> Problem: Sift the listing for lines that hold the string "BINANCE" and pull them out.

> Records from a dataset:
▬▬▬▬▬▬▬▬▬▬
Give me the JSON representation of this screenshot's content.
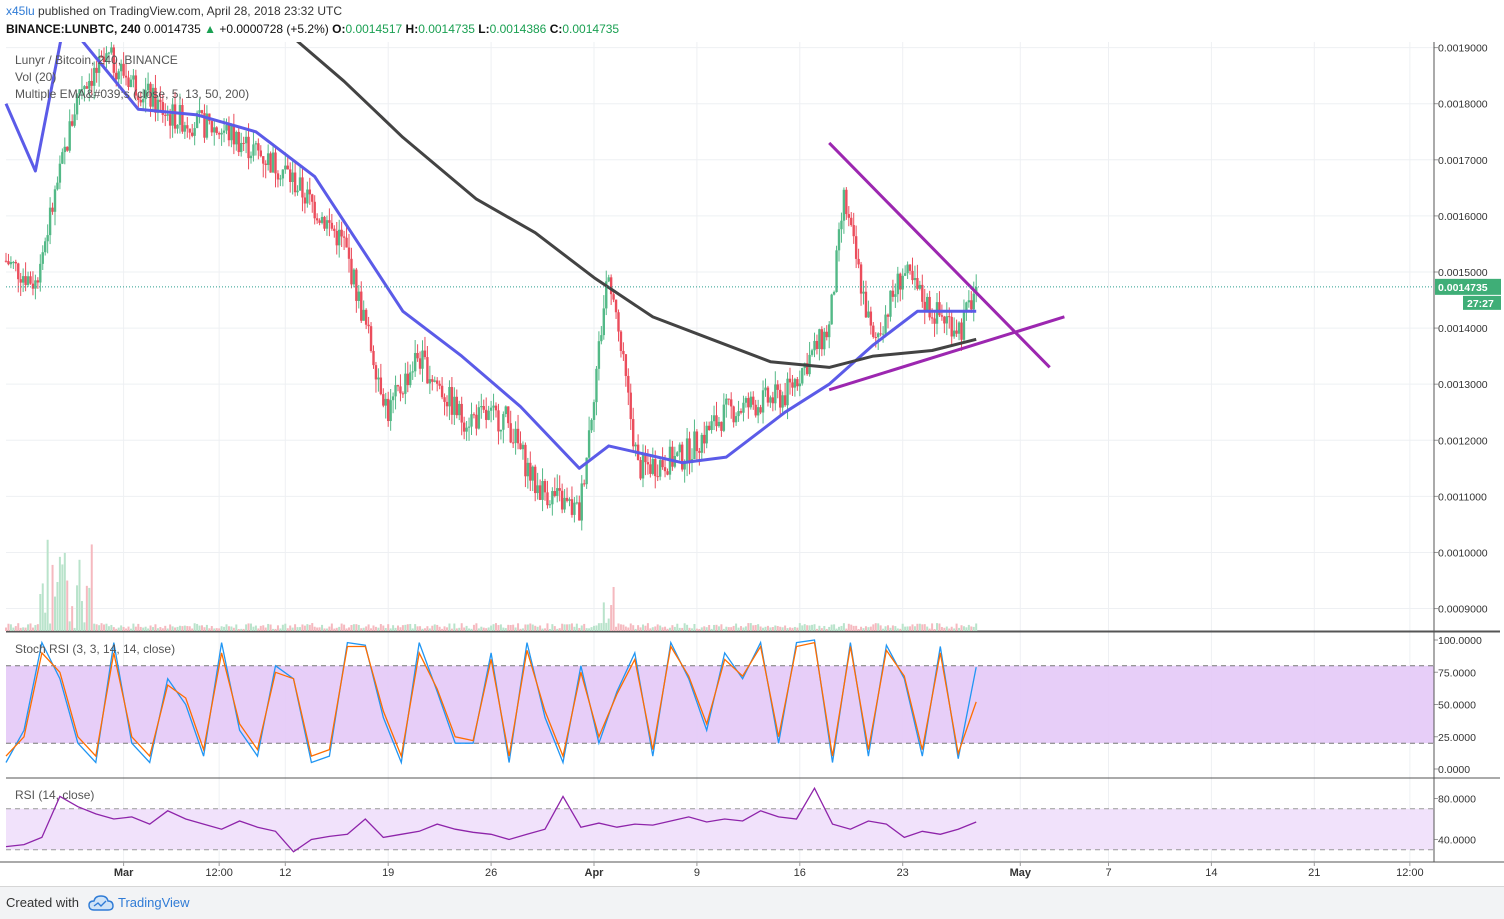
{
  "header": {
    "author": "x45lu",
    "published_text": "published on TradingView.com, April 28, 2018 23:32 UTC",
    "symbol": "BINANCE:LUNBTC, 240",
    "last": "0.0014735",
    "change_arrow": "▲",
    "change": "+0.0000728 (+5.2%)",
    "o_label": "O:",
    "o": "0.0014517",
    "h_label": "H:",
    "h": "0.0014735",
    "l_label": "L:",
    "l": "0.0014386",
    "c_label": "C:",
    "c": "0.0014735"
  },
  "legends": {
    "main": "Lunyr / Bitcoin, 240, BINANCE",
    "vol": "Vol (20)",
    "ema": "Multiple EMA&#039;s (close, 5, 13, 50, 200)",
    "stoch": "Stoch RSI (3, 3, 14, 14, close)",
    "rsi": "RSI (14, close)"
  },
  "price_badge": {
    "value": "0.0014735",
    "countdown": "27:27"
  },
  "footer": {
    "created": "Created with",
    "brand": "TradingView"
  },
  "colors": {
    "up": "#53b987",
    "down": "#eb4d5c",
    "ema50": "#5b5be8",
    "ema200": "#434343",
    "trend": "#9c27b0",
    "stoch_k": "#2196f3",
    "stoch_d": "#ff6d00",
    "rsi": "#8e24aa",
    "band_fill": "#e4c9f7"
  },
  "chart_data": [
    {
      "type": "candlestick",
      "title": "Lunyr / Bitcoin, 240, BINANCE",
      "x_tick_labels": [
        "Mar",
        "12:00",
        "12",
        "19",
        "26",
        "Apr",
        "9",
        "16",
        "23",
        "May",
        "7",
        "14",
        "21",
        "12:00"
      ],
      "y_tick_labels": [
        "0.0019000",
        "0.0018000",
        "0.0017000",
        "0.0016000",
        "0.0015000",
        "0.0014000",
        "0.0013000",
        "0.0012000",
        "0.0011000",
        "0.0010000",
        "0.0009000"
      ],
      "ylim": [
        0.00086,
        0.00191
      ],
      "last_price": 0.0014735,
      "price_path": [
        {
          "x": "Feb 21",
          "close": 0.00152
        },
        {
          "x": "Feb 23",
          "close": 0.00148
        },
        {
          "x": "Feb 26",
          "close": 0.00183
        },
        {
          "x": "Feb 28",
          "close": 0.00188
        },
        {
          "x": "Mar 4",
          "close": 0.00178
        },
        {
          "x": "Mar 8",
          "close": 0.00175
        },
        {
          "x": "Mar 12",
          "close": 0.00168
        },
        {
          "x": "Mar 16",
          "close": 0.00155
        },
        {
          "x": "Mar 19",
          "close": 0.00125
        },
        {
          "x": "Mar 21",
          "close": 0.00135
        },
        {
          "x": "Mar 24",
          "close": 0.00124
        },
        {
          "x": "Mar 27",
          "close": 0.00124
        },
        {
          "x": "Mar 29",
          "close": 0.00112
        },
        {
          "x": "Apr 1",
          "close": 0.00107
        },
        {
          "x": "Apr 3",
          "close": 0.00151
        },
        {
          "x": "Apr 5",
          "close": 0.00115
        },
        {
          "x": "Apr 8",
          "close": 0.00117
        },
        {
          "x": "Apr 11",
          "close": 0.00125
        },
        {
          "x": "Apr 15",
          "close": 0.00128
        },
        {
          "x": "Apr 18",
          "close": 0.0014
        },
        {
          "x": "Apr 19",
          "close": 0.00163
        },
        {
          "x": "Apr 21",
          "close": 0.00137
        },
        {
          "x": "Apr 23",
          "close": 0.0015
        },
        {
          "x": "Apr 25",
          "close": 0.00143
        },
        {
          "x": "Apr 27",
          "close": 0.0014
        },
        {
          "x": "Apr 28",
          "close": 0.0014735
        }
      ],
      "series": [
        {
          "name": "EMA 50",
          "values": [
            {
              "x": "Feb 21",
              "y": 0.0018
            },
            {
              "x": "Feb 23",
              "y": 0.00168
            },
            {
              "x": "Feb 25",
              "y": 0.00195
            },
            {
              "x": "Mar 2",
              "y": 0.00179
            },
            {
              "x": "Mar 6",
              "y": 0.00178
            },
            {
              "x": "Mar 10",
              "y": 0.00175
            },
            {
              "x": "Mar 14",
              "y": 0.00167
            },
            {
              "x": "Mar 17",
              "y": 0.00155
            },
            {
              "x": "Mar 20",
              "y": 0.00143
            },
            {
              "x": "Mar 24",
              "y": 0.00135
            },
            {
              "x": "Mar 28",
              "y": 0.00126
            },
            {
              "x": "Apr 1",
              "y": 0.00115
            },
            {
              "x": "Apr 3",
              "y": 0.00119
            },
            {
              "x": "Apr 8",
              "y": 0.00116
            },
            {
              "x": "Apr 11",
              "y": 0.00117
            },
            {
              "x": "Apr 15",
              "y": 0.00125
            },
            {
              "x": "Apr 18",
              "y": 0.0013
            },
            {
              "x": "Apr 21",
              "y": 0.00137
            },
            {
              "x": "Apr 24",
              "y": 0.00143
            },
            {
              "x": "Apr 28",
              "y": 0.00143
            }
          ]
        },
        {
          "name": "EMA 200",
          "values": [
            {
              "x": "Mar 12",
              "y": 0.00193
            },
            {
              "x": "Mar 16",
              "y": 0.00184
            },
            {
              "x": "Mar 20",
              "y": 0.00174
            },
            {
              "x": "Mar 25",
              "y": 0.00163
            },
            {
              "x": "Mar 29",
              "y": 0.00157
            },
            {
              "x": "Apr 2",
              "y": 0.00149
            },
            {
              "x": "Apr 6",
              "y": 0.00142
            },
            {
              "x": "Apr 10",
              "y": 0.00138
            },
            {
              "x": "Apr 14",
              "y": 0.00134
            },
            {
              "x": "Apr 18",
              "y": 0.00133
            },
            {
              "x": "Apr 21",
              "y": 0.00135
            },
            {
              "x": "Apr 25",
              "y": 0.00136
            },
            {
              "x": "Apr 28",
              "y": 0.00138
            }
          ]
        }
      ],
      "trendlines": [
        {
          "from": {
            "x": "Apr 18",
            "y": 0.00173
          },
          "to": {
            "x": "May 3",
            "y": 0.00133
          }
        },
        {
          "from": {
            "x": "Apr 18",
            "y": 0.00129
          },
          "to": {
            "x": "May 4",
            "y": 0.00142
          }
        }
      ],
      "grid": true
    },
    {
      "type": "line",
      "title": "Stoch RSI (3, 3, 14, 14, close)",
      "y_tick_labels": [
        "100.0000",
        "75.0000",
        "50.0000",
        "25.0000",
        "0.0000"
      ],
      "ylim": [
        0,
        100
      ],
      "bands": [
        20,
        80
      ],
      "series": [
        {
          "name": "K",
          "values": [
            5,
            30,
            98,
            70,
            20,
            5,
            98,
            20,
            5,
            70,
            50,
            10,
            98,
            30,
            10,
            80,
            70,
            5,
            10,
            98,
            96,
            40,
            5,
            98,
            60,
            20,
            20,
            90,
            5,
            98,
            40,
            5,
            80,
            20,
            60,
            90,
            10,
            98,
            70,
            30,
            90,
            70,
            98,
            20,
            98,
            100,
            5,
            98,
            10,
            96,
            70,
            10,
            95,
            8,
            79
          ]
        },
        {
          "name": "D",
          "values": [
            10,
            25,
            90,
            75,
            25,
            10,
            90,
            25,
            10,
            65,
            55,
            15,
            90,
            35,
            15,
            75,
            70,
            10,
            15,
            95,
            95,
            45,
            10,
            90,
            62,
            25,
            22,
            85,
            10,
            92,
            45,
            10,
            75,
            25,
            58,
            85,
            15,
            95,
            72,
            35,
            85,
            72,
            95,
            25,
            95,
            98,
            10,
            95,
            15,
            92,
            72,
            15,
            90,
            12,
            52
          ]
        }
      ],
      "grid": true
    },
    {
      "type": "line",
      "title": "RSI (14, close)",
      "y_tick_labels": [
        "80.0000",
        "40.0000"
      ],
      "ylim": [
        18,
        100
      ],
      "bands": [
        30,
        70
      ],
      "series": [
        {
          "name": "RSI",
          "values": [
            33,
            35,
            42,
            82,
            72,
            65,
            60,
            62,
            55,
            68,
            60,
            55,
            50,
            58,
            52,
            48,
            28,
            40,
            43,
            45,
            60,
            42,
            45,
            48,
            55,
            50,
            47,
            45,
            40,
            45,
            50,
            82,
            52,
            56,
            52,
            55,
            54,
            58,
            62,
            57,
            60,
            58,
            68,
            62,
            60,
            90,
            55,
            50,
            58,
            55,
            42,
            48,
            45,
            50,
            57
          ]
        }
      ]
    }
  ]
}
▬▬▬▬▬▬▬▬▬▬
> Solution to this problem:
    "symbol": "BINANCE:LUNBTC, 240",
    "main": "Lunyr / Bitcoin, 240, BINANCE",
      "title": "Lunyr / Bitcoin, 240, BINANCE",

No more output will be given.